Show every line in the entries below where the word "COINBASE" appears.
** Start of Excerpted records **
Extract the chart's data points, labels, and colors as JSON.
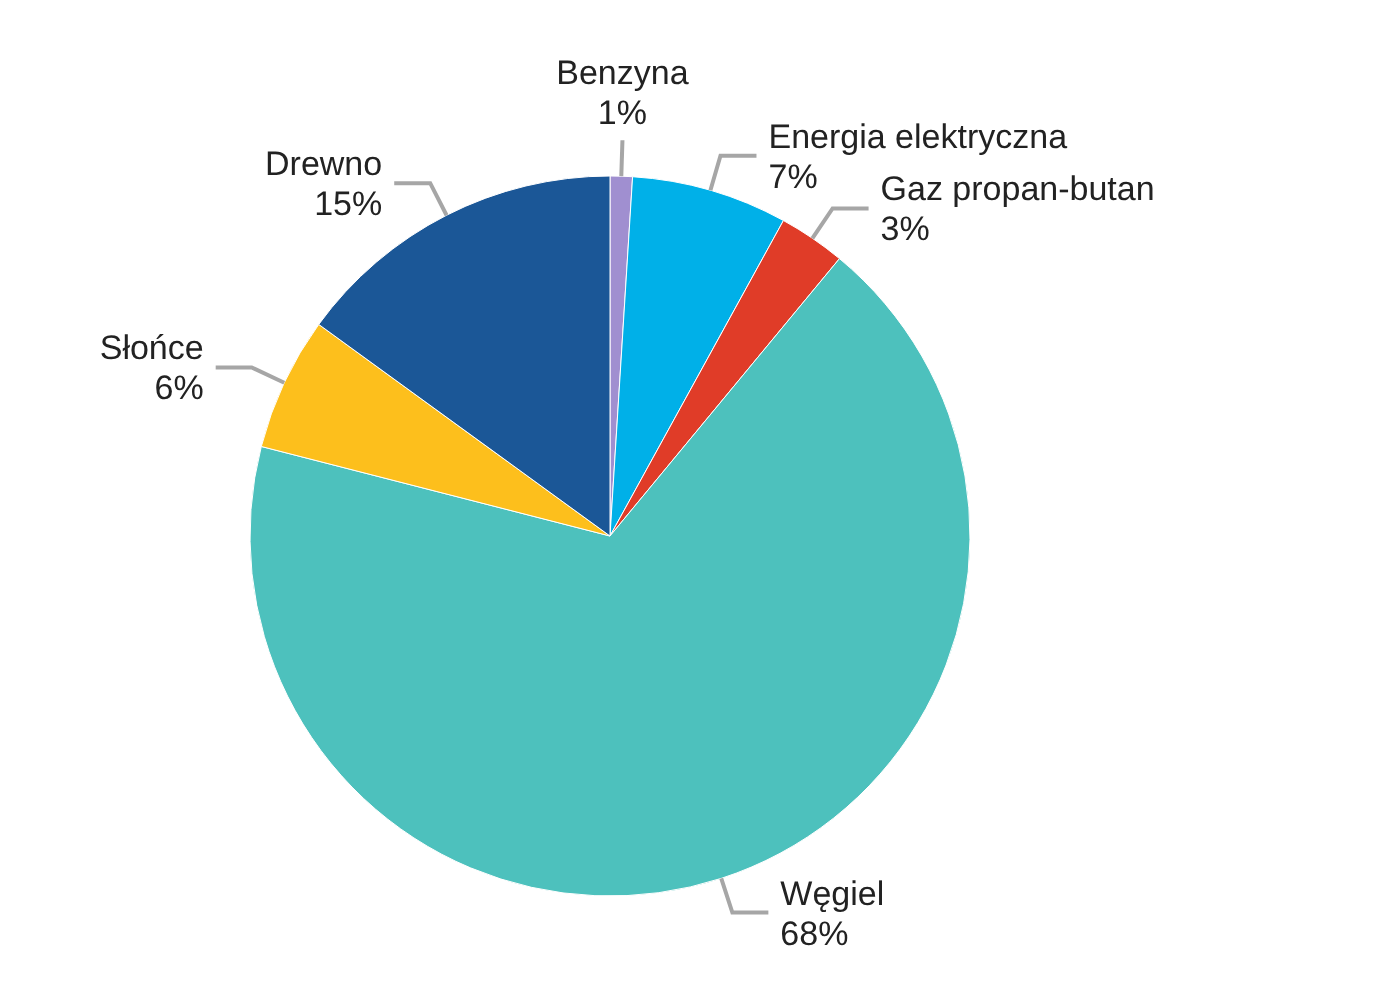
{
  "chart_data": {
    "type": "pie",
    "categories": [
      "Benzyna",
      "Energia elektryczna",
      "Gaz propan-butan",
      "Węgiel",
      "Słońce",
      "Drewno"
    ],
    "values": [
      1,
      7,
      3,
      68,
      6,
      15
    ],
    "value_labels": [
      "1%",
      "7%",
      "3%",
      "68%",
      "6%",
      "15%"
    ],
    "colors": [
      "#a08fd0",
      "#00b0e8",
      "#e03c28",
      "#4dc1bd",
      "#fdbf1c",
      "#1b5797"
    ]
  }
}
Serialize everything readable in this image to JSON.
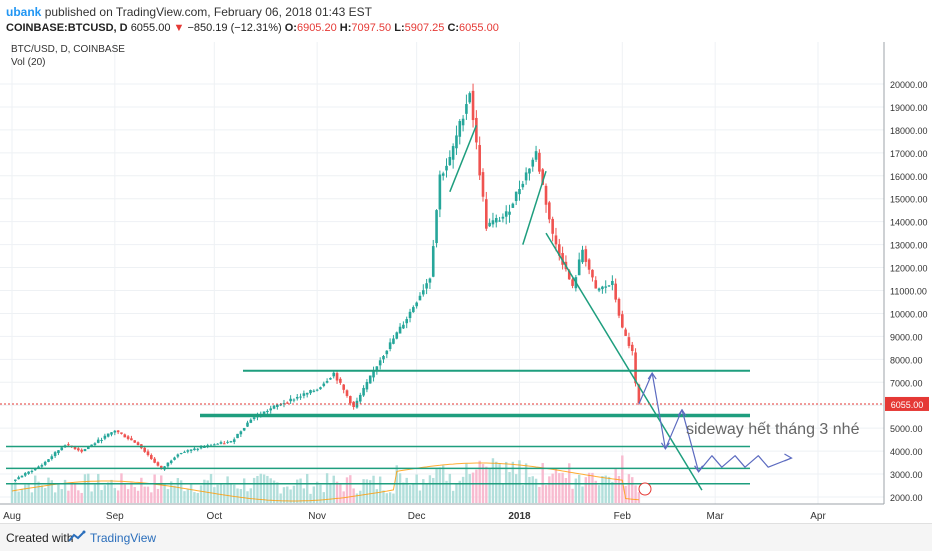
{
  "header": {
    "author": "ubank",
    "published_text": "published on TradingView.com, February 06, 2018 01:43 EST",
    "symbol": "COINBASE:BTCUSD, D",
    "last": "6055.00",
    "change": "−850.19 (−12.31%)",
    "open_label": "O:",
    "open": "6905.20",
    "high_label": "H:",
    "high": "7097.50",
    "low_label": "L:",
    "low": "5907.25",
    "close_label": "C:",
    "close": "6055.00"
  },
  "footer": {
    "created_with": "Created with",
    "brand": "TradingView"
  },
  "colors": {
    "up": "#26a69a",
    "down": "#ef5350",
    "vol_up": "#b2dfdb",
    "vol_down": "#f8bbd0",
    "trend": "#1e9e7e",
    "annotation": "#5c6bc0",
    "price_tag": "#e53935",
    "ma": "#ff9800"
  },
  "chart_data": {
    "type": "candlestick",
    "title": "BTC/USD, D, COINBASE",
    "indicator_label": "Vol (20)",
    "x_tick_labels": [
      "Aug",
      "Sep",
      "Oct",
      "Nov",
      "Dec",
      "2018",
      "Feb",
      "Mar",
      "Apr"
    ],
    "y_ticks": [
      "2000.00",
      "3000.00",
      "4000.00",
      "5000.00",
      "6000.00",
      "7000.00",
      "8000.00",
      "9000.00",
      "10000.00",
      "11000.00",
      "12000.00",
      "13000.00",
      "14000.00",
      "15000.00",
      "16000.00",
      "17000.00",
      "18000.00",
      "19000.00",
      "20000.00"
    ],
    "ylim": [
      1500,
      20800
    ],
    "last_price": 6055,
    "last_price_label": "6055.00",
    "horizontal_levels": [
      7500,
      5550,
      4200,
      3250,
      2580
    ],
    "annotation_text": "sideway hết tháng 3 nhé",
    "price_path": [
      [
        "2017-08-01",
        2700
      ],
      [
        "2017-08-10",
        3400
      ],
      [
        "2017-08-17",
        4300
      ],
      [
        "2017-08-22",
        4000
      ],
      [
        "2017-09-01",
        4900
      ],
      [
        "2017-09-08",
        4300
      ],
      [
        "2017-09-15",
        3200
      ],
      [
        "2017-09-20",
        3900
      ],
      [
        "2017-10-01",
        4300
      ],
      [
        "2017-10-06",
        4400
      ],
      [
        "2017-10-12",
        5400
      ],
      [
        "2017-10-20",
        6000
      ],
      [
        "2017-11-01",
        6700
      ],
      [
        "2017-11-06",
        7400
      ],
      [
        "2017-11-12",
        5900
      ],
      [
        "2017-11-20",
        8000
      ],
      [
        "2017-11-28",
        9800
      ],
      [
        "2017-12-05",
        11600
      ],
      [
        "2017-12-08",
        16000
      ],
      [
        "2017-12-11",
        16700
      ],
      [
        "2017-12-17",
        19700
      ],
      [
        "2017-12-22",
        13800
      ],
      [
        "2017-12-28",
        14300
      ],
      [
        "2018-01-06",
        17000
      ],
      [
        "2018-01-11",
        13400
      ],
      [
        "2018-01-17",
        11100
      ],
      [
        "2018-01-20",
        12800
      ],
      [
        "2018-01-24",
        11000
      ],
      [
        "2018-01-29",
        11300
      ],
      [
        "2018-02-01",
        9300
      ],
      [
        "2018-02-04",
        8300
      ],
      [
        "2018-02-05",
        6900
      ],
      [
        "2018-02-06",
        6055
      ]
    ],
    "trend_lines": [
      {
        "from": [
          "2018-01-09",
          13500
        ],
        "to": [
          "2018-02-25",
          2300
        ]
      }
    ],
    "projection_path": [
      [
        "2018-02-06",
        6055
      ],
      [
        "2018-02-10",
        7400
      ],
      [
        "2018-02-14",
        4100
      ],
      [
        "2018-02-19",
        5800
      ],
      [
        "2018-02-24",
        3100
      ],
      [
        "2018-02-28",
        3800
      ],
      [
        "2018-03-03",
        3300
      ],
      [
        "2018-03-07",
        3800
      ],
      [
        "2018-03-10",
        3300
      ],
      [
        "2018-03-14",
        3800
      ],
      [
        "2018-03-17",
        3300
      ],
      [
        "2018-03-24",
        3700
      ]
    ]
  }
}
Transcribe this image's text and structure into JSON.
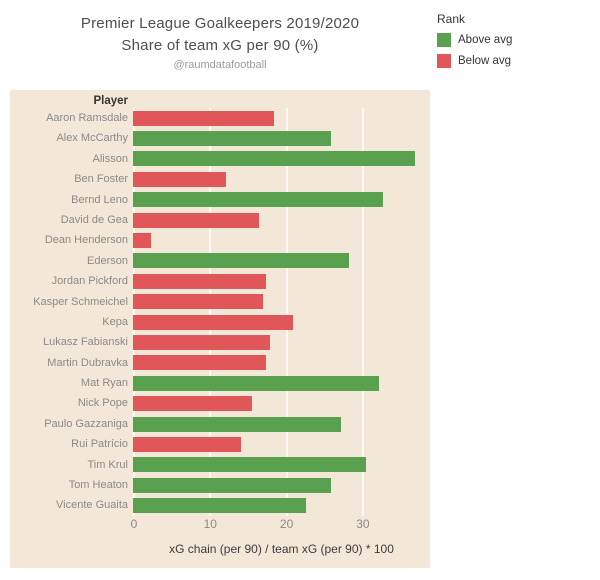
** End of Excerpted records **
● **Response**:
    "symbol": "COINBASE:BTCUSD, D",
    "title": "BTC/USD, D, COINBASE",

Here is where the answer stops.